▶ WRITTEN TASK:
Begin at the line that contains "Extract all readable text from this page." and repeat every line from there to the end of the records below, inclusive, without adding any other line.

[Start of RECORD EXCERPTS]

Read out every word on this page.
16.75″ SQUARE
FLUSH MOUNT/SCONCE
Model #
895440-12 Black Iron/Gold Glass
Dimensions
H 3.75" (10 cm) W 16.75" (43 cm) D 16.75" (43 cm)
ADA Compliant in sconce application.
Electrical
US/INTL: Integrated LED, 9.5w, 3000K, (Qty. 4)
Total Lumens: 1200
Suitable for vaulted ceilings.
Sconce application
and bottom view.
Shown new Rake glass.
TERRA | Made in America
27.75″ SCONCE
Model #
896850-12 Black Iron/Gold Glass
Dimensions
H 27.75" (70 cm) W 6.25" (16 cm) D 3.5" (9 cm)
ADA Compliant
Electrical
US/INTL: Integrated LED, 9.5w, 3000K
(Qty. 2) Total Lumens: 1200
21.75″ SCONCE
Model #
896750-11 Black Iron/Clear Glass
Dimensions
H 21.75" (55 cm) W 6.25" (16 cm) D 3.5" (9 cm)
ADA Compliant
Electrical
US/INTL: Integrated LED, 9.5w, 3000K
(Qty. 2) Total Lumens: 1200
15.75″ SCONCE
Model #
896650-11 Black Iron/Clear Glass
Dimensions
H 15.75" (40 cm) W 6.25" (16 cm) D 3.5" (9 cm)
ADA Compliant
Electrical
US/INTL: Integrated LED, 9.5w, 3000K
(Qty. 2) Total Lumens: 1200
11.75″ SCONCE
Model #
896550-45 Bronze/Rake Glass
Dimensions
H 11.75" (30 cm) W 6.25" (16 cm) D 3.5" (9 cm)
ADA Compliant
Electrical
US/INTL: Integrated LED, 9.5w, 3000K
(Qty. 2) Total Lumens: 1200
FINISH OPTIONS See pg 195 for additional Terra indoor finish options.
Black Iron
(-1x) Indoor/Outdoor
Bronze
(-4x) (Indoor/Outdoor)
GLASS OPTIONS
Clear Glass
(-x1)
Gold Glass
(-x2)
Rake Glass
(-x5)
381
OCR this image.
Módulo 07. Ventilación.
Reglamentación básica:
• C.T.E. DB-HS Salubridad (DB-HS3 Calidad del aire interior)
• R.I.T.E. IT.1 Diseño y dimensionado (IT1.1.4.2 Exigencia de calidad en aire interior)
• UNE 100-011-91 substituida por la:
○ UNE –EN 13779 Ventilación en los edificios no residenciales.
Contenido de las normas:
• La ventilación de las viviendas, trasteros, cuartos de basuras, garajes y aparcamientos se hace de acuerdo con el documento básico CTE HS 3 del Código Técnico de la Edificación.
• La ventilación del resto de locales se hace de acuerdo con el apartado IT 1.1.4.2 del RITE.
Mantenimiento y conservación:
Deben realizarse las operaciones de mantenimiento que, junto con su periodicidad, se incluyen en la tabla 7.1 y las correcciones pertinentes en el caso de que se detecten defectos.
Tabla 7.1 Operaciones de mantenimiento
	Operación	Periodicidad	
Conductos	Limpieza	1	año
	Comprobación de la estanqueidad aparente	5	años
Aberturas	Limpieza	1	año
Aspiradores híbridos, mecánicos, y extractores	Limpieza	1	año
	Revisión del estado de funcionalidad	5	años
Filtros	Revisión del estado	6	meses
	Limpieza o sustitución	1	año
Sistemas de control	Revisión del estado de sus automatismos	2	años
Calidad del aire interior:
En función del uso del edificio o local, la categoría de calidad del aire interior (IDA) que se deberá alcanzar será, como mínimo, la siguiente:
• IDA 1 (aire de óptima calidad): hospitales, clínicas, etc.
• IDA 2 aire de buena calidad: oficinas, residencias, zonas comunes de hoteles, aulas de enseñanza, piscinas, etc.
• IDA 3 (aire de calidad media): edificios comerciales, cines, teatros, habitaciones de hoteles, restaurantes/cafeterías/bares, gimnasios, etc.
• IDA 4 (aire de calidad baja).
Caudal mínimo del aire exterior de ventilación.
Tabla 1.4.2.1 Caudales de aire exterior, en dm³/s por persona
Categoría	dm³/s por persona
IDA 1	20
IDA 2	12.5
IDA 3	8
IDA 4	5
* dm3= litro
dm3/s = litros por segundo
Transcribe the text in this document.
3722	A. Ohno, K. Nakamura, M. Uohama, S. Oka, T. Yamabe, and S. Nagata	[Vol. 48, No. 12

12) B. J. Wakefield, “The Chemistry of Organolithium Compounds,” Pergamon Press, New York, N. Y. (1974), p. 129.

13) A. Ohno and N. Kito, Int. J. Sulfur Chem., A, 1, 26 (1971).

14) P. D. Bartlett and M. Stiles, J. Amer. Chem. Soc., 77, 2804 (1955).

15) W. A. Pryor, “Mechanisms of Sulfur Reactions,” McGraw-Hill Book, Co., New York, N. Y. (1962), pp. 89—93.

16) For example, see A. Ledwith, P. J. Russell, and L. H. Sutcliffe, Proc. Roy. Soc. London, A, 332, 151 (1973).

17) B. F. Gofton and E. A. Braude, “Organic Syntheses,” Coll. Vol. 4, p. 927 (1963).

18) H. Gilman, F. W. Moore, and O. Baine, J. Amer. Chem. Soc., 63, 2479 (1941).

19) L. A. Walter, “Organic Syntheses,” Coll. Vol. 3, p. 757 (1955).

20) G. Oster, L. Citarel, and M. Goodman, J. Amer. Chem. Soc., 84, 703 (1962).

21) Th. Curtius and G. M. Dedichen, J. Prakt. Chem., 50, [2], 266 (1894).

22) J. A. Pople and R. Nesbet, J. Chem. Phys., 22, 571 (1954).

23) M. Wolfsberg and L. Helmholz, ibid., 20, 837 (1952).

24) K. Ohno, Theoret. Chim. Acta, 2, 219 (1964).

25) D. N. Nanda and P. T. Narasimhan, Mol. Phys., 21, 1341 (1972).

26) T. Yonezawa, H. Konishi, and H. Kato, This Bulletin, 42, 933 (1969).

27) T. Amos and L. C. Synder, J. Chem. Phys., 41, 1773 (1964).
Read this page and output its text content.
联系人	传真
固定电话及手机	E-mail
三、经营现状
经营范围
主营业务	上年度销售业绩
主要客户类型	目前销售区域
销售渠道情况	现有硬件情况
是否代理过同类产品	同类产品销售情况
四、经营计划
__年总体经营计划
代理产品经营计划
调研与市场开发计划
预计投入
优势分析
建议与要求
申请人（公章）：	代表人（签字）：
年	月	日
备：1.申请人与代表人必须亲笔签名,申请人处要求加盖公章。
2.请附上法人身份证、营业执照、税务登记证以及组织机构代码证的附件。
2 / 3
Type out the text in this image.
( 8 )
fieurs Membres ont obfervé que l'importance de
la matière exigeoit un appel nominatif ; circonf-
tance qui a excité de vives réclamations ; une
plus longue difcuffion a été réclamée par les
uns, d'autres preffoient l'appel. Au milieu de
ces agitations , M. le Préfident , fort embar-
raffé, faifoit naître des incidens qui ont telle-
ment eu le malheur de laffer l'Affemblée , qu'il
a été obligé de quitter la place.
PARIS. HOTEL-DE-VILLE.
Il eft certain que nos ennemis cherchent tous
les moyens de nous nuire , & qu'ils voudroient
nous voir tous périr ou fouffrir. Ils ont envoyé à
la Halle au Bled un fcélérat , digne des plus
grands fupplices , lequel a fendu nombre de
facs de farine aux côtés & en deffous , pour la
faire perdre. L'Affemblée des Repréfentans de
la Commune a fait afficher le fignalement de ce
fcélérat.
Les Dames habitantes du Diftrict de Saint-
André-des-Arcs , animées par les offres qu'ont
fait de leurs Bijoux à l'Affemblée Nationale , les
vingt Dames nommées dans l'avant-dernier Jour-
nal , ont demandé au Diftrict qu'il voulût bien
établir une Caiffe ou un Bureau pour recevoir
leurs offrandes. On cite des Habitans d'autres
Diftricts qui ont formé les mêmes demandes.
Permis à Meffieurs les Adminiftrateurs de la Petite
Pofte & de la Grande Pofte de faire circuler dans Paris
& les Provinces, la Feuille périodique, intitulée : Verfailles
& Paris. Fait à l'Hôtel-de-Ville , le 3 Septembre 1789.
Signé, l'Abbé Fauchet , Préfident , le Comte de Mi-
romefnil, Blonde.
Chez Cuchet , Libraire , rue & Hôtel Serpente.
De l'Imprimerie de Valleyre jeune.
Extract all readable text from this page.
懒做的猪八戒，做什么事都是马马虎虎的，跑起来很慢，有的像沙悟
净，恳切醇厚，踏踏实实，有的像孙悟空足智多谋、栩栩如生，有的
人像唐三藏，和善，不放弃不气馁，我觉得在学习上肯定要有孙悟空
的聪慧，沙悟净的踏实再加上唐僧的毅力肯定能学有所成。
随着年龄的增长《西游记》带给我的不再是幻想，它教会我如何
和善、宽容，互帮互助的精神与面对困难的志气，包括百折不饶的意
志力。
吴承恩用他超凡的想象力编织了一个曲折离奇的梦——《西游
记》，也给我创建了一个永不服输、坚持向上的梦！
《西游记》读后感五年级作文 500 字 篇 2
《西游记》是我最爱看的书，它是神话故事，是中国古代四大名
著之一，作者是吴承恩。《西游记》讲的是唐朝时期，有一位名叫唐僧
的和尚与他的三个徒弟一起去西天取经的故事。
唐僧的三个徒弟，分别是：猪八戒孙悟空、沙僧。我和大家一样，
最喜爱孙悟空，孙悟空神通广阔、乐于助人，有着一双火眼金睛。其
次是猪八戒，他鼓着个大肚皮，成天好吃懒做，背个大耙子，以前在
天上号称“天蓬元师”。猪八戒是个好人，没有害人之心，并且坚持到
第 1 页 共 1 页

[End of RECORD EXCERPTS]

▶ EXPECTED ANSWER:
Extract all readable text from this page.
懒做的猪八戒，做什么事都是马马虎虎的，跑起来很慢，有的像沙悟
净，恳切醇厚，踏踏实实，有的像孙悟空足智多谋、栩栩如生，有的
人像唐三藏，和善，不放弃不气馁，我觉得在学习上肯定要有孙悟空
的聪慧，沙悟净的踏实再加上唐僧的毅力肯定能学有所成。
随着年龄的增长《西游记》带给我的不再是幻想，它教会我如何
和善、宽容，互帮互助的精神与面对困难的志气，包括百折不饶的意
志力。
吴承恩用他超凡的想象力编织了一个曲折离奇的梦——《西游
记》，也给我创建了一个永不服输、坚持向上的梦！
《西游记》读后感五年级作文 500 字 篇 2
《西游记》是我最爱看的书，它是神话故事，是中国古代四大名
著之一，作者是吴承恩。《西游记》讲的是唐朝时期，有一位名叫唐僧
的和尚与他的三个徒弟一起去西天取经的故事。
唐僧的三个徒弟，分别是：猪八戒孙悟空、沙僧。我和大家一样，
最喜爱孙悟空，孙悟空神通广阔、乐于助人，有着一双火眼金睛。其
次是猪八戒，他鼓着个大肚皮，成天好吃懒做，背个大耙子，以前在
天上号称“天蓬元师”。猪八戒是个好人，没有害人之心，并且坚持到
第 1 页 共 1 页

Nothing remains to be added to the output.